TASK STATEMENT
What follows is a set of records, each of which is to be written out exactly.

Extracted data entries
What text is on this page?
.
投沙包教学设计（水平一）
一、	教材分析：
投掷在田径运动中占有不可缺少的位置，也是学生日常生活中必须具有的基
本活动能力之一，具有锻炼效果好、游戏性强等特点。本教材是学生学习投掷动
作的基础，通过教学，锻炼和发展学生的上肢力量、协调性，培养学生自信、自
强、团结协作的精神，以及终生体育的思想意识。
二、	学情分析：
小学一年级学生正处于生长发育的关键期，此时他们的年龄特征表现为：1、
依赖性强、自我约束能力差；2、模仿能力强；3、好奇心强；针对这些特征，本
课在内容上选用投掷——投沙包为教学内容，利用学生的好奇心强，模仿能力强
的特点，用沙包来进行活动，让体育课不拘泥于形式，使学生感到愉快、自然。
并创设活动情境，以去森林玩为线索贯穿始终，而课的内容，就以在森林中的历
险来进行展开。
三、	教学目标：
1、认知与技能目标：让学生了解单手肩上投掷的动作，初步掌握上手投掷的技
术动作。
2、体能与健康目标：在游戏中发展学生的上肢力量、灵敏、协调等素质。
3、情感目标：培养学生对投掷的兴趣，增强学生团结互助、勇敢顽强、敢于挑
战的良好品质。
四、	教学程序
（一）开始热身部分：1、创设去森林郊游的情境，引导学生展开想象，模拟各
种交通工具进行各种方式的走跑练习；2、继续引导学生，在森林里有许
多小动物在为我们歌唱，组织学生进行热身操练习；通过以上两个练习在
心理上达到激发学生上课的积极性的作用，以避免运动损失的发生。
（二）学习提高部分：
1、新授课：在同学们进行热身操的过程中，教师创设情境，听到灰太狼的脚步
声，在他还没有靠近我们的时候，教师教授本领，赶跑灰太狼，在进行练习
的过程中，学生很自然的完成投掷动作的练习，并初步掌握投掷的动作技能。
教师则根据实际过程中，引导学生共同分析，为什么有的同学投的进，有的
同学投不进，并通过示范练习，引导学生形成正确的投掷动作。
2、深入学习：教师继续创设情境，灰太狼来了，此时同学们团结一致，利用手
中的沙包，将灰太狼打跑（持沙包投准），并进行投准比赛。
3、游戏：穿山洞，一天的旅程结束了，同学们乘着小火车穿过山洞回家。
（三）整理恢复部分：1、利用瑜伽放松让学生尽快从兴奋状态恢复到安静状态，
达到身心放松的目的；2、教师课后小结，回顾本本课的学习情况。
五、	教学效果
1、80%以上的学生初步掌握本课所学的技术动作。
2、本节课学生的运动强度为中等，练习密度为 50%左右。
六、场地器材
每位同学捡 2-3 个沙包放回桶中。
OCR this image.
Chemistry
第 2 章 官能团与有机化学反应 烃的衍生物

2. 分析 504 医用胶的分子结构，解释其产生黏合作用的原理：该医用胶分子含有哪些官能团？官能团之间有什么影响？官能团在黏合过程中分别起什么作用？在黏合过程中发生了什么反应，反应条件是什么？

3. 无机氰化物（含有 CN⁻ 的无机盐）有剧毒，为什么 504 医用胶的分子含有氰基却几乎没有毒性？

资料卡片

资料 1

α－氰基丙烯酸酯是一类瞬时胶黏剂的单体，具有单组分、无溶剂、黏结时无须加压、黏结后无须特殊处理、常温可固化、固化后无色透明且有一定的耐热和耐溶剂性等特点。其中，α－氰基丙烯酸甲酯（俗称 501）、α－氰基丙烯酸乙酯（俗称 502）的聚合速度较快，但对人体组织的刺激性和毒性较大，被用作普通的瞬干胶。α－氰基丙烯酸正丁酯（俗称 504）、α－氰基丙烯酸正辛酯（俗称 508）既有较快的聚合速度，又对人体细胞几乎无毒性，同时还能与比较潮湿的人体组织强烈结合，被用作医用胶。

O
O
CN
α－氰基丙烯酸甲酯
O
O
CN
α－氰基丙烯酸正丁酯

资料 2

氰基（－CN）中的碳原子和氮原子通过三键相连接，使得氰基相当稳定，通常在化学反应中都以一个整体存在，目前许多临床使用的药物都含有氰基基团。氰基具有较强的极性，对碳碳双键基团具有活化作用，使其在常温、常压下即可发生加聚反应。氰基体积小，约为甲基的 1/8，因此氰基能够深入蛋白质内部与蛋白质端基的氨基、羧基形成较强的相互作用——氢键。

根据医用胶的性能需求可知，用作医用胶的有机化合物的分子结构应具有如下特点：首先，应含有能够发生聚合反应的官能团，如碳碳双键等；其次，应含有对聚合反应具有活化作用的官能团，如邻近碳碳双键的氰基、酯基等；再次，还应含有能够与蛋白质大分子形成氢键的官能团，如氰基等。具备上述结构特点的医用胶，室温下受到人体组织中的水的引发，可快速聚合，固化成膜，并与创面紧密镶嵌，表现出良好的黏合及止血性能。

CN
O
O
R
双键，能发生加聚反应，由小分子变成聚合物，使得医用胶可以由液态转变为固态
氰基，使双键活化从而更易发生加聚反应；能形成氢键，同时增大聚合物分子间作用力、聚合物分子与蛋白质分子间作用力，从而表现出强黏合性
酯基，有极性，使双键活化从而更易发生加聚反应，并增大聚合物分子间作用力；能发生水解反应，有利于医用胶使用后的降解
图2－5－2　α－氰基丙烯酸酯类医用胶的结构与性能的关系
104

RESULT FOR THIS TASK
What text is on this page?
.
投沙包教学设计（水平一）
一、	教材分析：
投掷在田径运动中占有不可缺少的位置，也是学生日常生活中必须具有的基
本活动能力之一，具有锻炼效果好、游戏性强等特点。本教材是学生学习投掷动
作的基础，通过教学，锻炼和发展学生的上肢力量、协调性，培养学生自信、自
强、团结协作的精神，以及终生体育的思想意识。
二、	学情分析：
小学一年级学生正处于生长发育的关键期，此时他们的年龄特征表现为：1、
依赖性强、自我约束能力差；2、模仿能力强；3、好奇心强；针对这些特征，本
课在内容上选用投掷——投沙包为教学内容，利用学生的好奇心强，模仿能力强
的特点，用沙包来进行活动，让体育课不拘泥于形式，使学生感到愉快、自然。
并创设活动情境，以去森林玩为线索贯穿始终，而课的内容，就以在森林中的历
险来进行展开。
三、	教学目标：
1、认知与技能目标：让学生了解单手肩上投掷的动作，初步掌握上手投掷的技
术动作。
2、体能与健康目标：在游戏中发展学生的上肢力量、灵敏、协调等素质。
3、情感目标：培养学生对投掷的兴趣，增强学生团结互助、勇敢顽强、敢于挑
战的良好品质。
四、	教学程序
（一）开始热身部分：1、创设去森林郊游的情境，引导学生展开想象，模拟各
种交通工具进行各种方式的走跑练习；2、继续引导学生，在森林里有许
多小动物在为我们歌唱，组织学生进行热身操练习；通过以上两个练习在
心理上达到激发学生上课的积极性的作用，以避免运动损失的发生。
（二）学习提高部分：
1、新授课：在同学们进行热身操的过程中，教师创设情境，听到灰太狼的脚步
声，在他还没有靠近我们的时候，教师教授本领，赶跑灰太狼，在进行练习
的过程中，学生很自然的完成投掷动作的练习，并初步掌握投掷的动作技能。
教师则根据实际过程中，引导学生共同分析，为什么有的同学投的进，有的
同学投不进，并通过示范练习，引导学生形成正确的投掷动作。
2、深入学习：教师继续创设情境，灰太狼来了，此时同学们团结一致，利用手
中的沙包，将灰太狼打跑（持沙包投准），并进行投准比赛。
3、游戏：穿山洞，一天的旅程结束了，同学们乘着小火车穿过山洞回家。
（三）整理恢复部分：1、利用瑜伽放松让学生尽快从兴奋状态恢复到安静状态，
达到身心放松的目的；2、教师课后小结，回顾本本课的学习情况。
五、	教学效果
1、80%以上的学生初步掌握本课所学的技术动作。
2、本节课学生的运动强度为中等，练习密度为 50%左右。
六、场地器材
每位同学捡 2-3 个沙包放回桶中。
OCR this image.
Chemistry
第 2 章 官能团与有机化学反应 烃的衍生物

2. 分析 504 医用胶的分子结构，解释其产生黏合作用的原理：该医用胶分子含有哪些官能团？官能团之间有什么影响？官能团在黏合过程中分别起什么作用？在黏合过程中发生了什么反应，反应条件是什么？

3. 无机氰化物（含有 CN⁻ 的无机盐）有剧毒，为什么 504 医用胶的分子含有氰基却几乎没有毒性？

资料卡片

资料 1

α－氰基丙烯酸酯是一类瞬时胶黏剂的单体，具有单组分、无溶剂、黏结时无须加压、黏结后无须特殊处理、常温可固化、固化后无色透明且有一定的耐热和耐溶剂性等特点。其中，α－氰基丙烯酸甲酯（俗称 501）、α－氰基丙烯酸乙酯（俗称 502）的聚合速度较快，但对人体组织的刺激性和毒性较大，被用作普通的瞬干胶。α－氰基丙烯酸正丁酯（俗称 504）、α－氰基丙烯酸正辛酯（俗称 508）既有较快的聚合速度，又对人体细胞几乎无毒性，同时还能与比较潮湿的人体组织强烈结合，被用作医用胶。

O
O
CN
α－氰基丙烯酸甲酯
O
O
CN
α－氰基丙烯酸正丁酯

资料 2

氰基（－CN）中的碳原子和氮原子通过三键相连接，使得氰基相当稳定，通常在化学反应中都以一个整体存在，目前许多临床使用的药物都含有氰基基团。氰基具有较强的极性，对碳碳双键基团具有活化作用，使其在常温、常压下即可发生加聚反应。氰基体积小，约为甲基的 1/8，因此氰基能够深入蛋白质内部与蛋白质端基的氨基、羧基形成较强的相互作用——氢键。

根据医用胶的性能需求可知，用作医用胶的有机化合物的分子结构应具有如下特点：首先，应含有能够发生聚合反应的官能团，如碳碳双键等；其次，应含有对聚合反应具有活化作用的官能团，如邻近碳碳双键的氰基、酯基等；再次，还应含有能够与蛋白质大分子形成氢键的官能团，如氰基等。具备上述结构特点的医用胶，室温下受到人体组织中的水的引发，可快速聚合，固化成膜，并与创面紧密镶嵌，表现出良好的黏合及止血性能。

CN
O
O
R
双键，能发生加聚反应，由小分子变成聚合物，使得医用胶可以由液态转变为固态
氰基，使双键活化从而更易发生加聚反应；能形成氢键，同时增大聚合物分子间作用力、聚合物分子与蛋白质分子间作用力，从而表现出强黏合性
酯基，有极性，使双键活化从而更易发生加聚反应，并增大聚合物分子间作用力；能发生水解反应，有利于医用胶使用后的降解
图2－5－2　α－氰基丙烯酸酯类医用胶的结构与性能的关系
104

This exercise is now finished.